**Short problem:**
Take each line containing "DRAYTON" and report it exactly as written.

**Figure data in JSON:**
(begin)

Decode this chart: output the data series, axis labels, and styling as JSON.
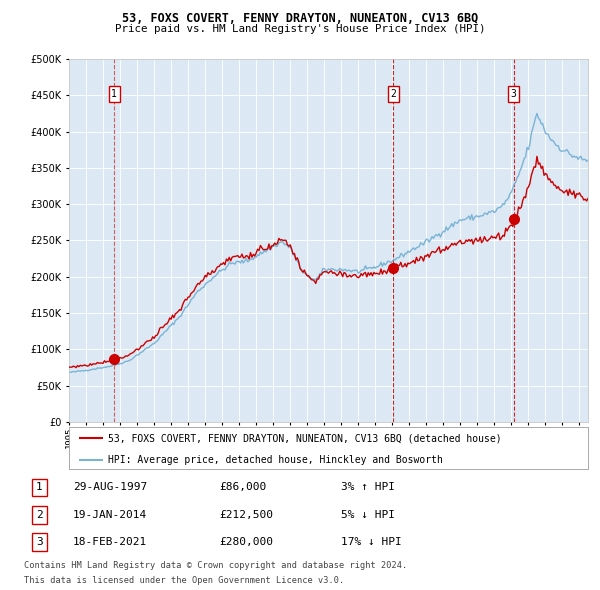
{
  "title": "53, FOXS COVERT, FENNY DRAYTON, NUNEATON, CV13 6BQ",
  "subtitle": "Price paid vs. HM Land Registry's House Price Index (HPI)",
  "legend_line1": "53, FOXS COVERT, FENNY DRAYTON, NUNEATON, CV13 6BQ (detached house)",
  "legend_line2": "HPI: Average price, detached house, Hinckley and Bosworth",
  "footer1": "Contains HM Land Registry data © Crown copyright and database right 2024.",
  "footer2": "This data is licensed under the Open Government Licence v3.0.",
  "transactions": [
    {
      "num": 1,
      "date": "29-AUG-1997",
      "price": 86000,
      "pct": "3%",
      "dir": "↑",
      "year_val": 1997.66
    },
    {
      "num": 2,
      "date": "19-JAN-2014",
      "price": 212500,
      "pct": "5%",
      "dir": "↓",
      "year_val": 2014.05
    },
    {
      "num": 3,
      "date": "18-FEB-2021",
      "price": 280000,
      "pct": "17%",
      "dir": "↓",
      "year_val": 2021.13
    }
  ],
  "hpi_color": "#7ab3d4",
  "price_color": "#cc0000",
  "background_color": "#dce9f5",
  "grid_color": "#ffffff",
  "marker_color": "#cc0000",
  "y_max": 500000,
  "y_min": 0,
  "x_min": 1995.0,
  "x_max": 2025.5,
  "hpi_anchors": [
    [
      1995.0,
      68000
    ],
    [
      1996.0,
      71000
    ],
    [
      1997.5,
      77000
    ],
    [
      1998.5,
      84000
    ],
    [
      2000.0,
      108000
    ],
    [
      2001.5,
      145000
    ],
    [
      2002.5,
      178000
    ],
    [
      2003.5,
      200000
    ],
    [
      2004.5,
      218000
    ],
    [
      2005.5,
      222000
    ],
    [
      2006.5,
      235000
    ],
    [
      2007.5,
      248000
    ],
    [
      2008.0,
      240000
    ],
    [
      2008.75,
      205000
    ],
    [
      2009.5,
      195000
    ],
    [
      2010.0,
      210000
    ],
    [
      2011.0,
      210000
    ],
    [
      2012.0,
      207000
    ],
    [
      2013.0,
      213000
    ],
    [
      2013.5,
      218000
    ],
    [
      2014.0,
      222000
    ],
    [
      2015.0,
      235000
    ],
    [
      2016.0,
      248000
    ],
    [
      2017.0,
      263000
    ],
    [
      2018.0,
      278000
    ],
    [
      2019.0,
      283000
    ],
    [
      2020.0,
      290000
    ],
    [
      2020.5,
      298000
    ],
    [
      2021.0,
      315000
    ],
    [
      2021.5,
      345000
    ],
    [
      2022.0,
      378000
    ],
    [
      2022.5,
      425000
    ],
    [
      2023.0,
      400000
    ],
    [
      2023.5,
      385000
    ],
    [
      2024.0,
      375000
    ],
    [
      2024.5,
      368000
    ],
    [
      2025.3,
      360000
    ]
  ]
}
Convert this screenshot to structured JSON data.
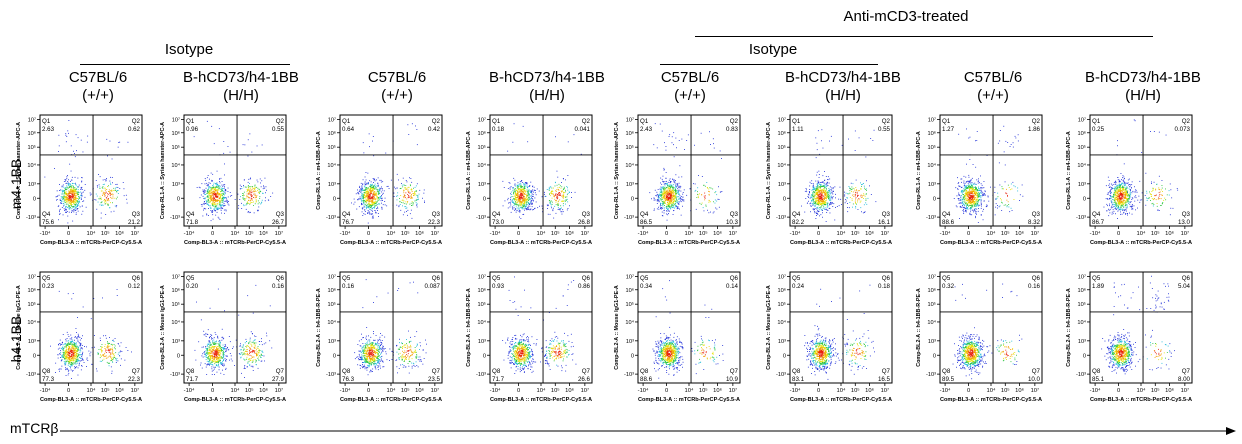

(end)

**Response to this exercise:**
  "title": "53, FOXS COVERT, FENNY DRAYTON, NUNEATON, CV13 6BQ",
  "legend_line1": "53, FOXS COVERT, FENNY DRAYTON, NUNEATON, CV13 6BQ (detached house)",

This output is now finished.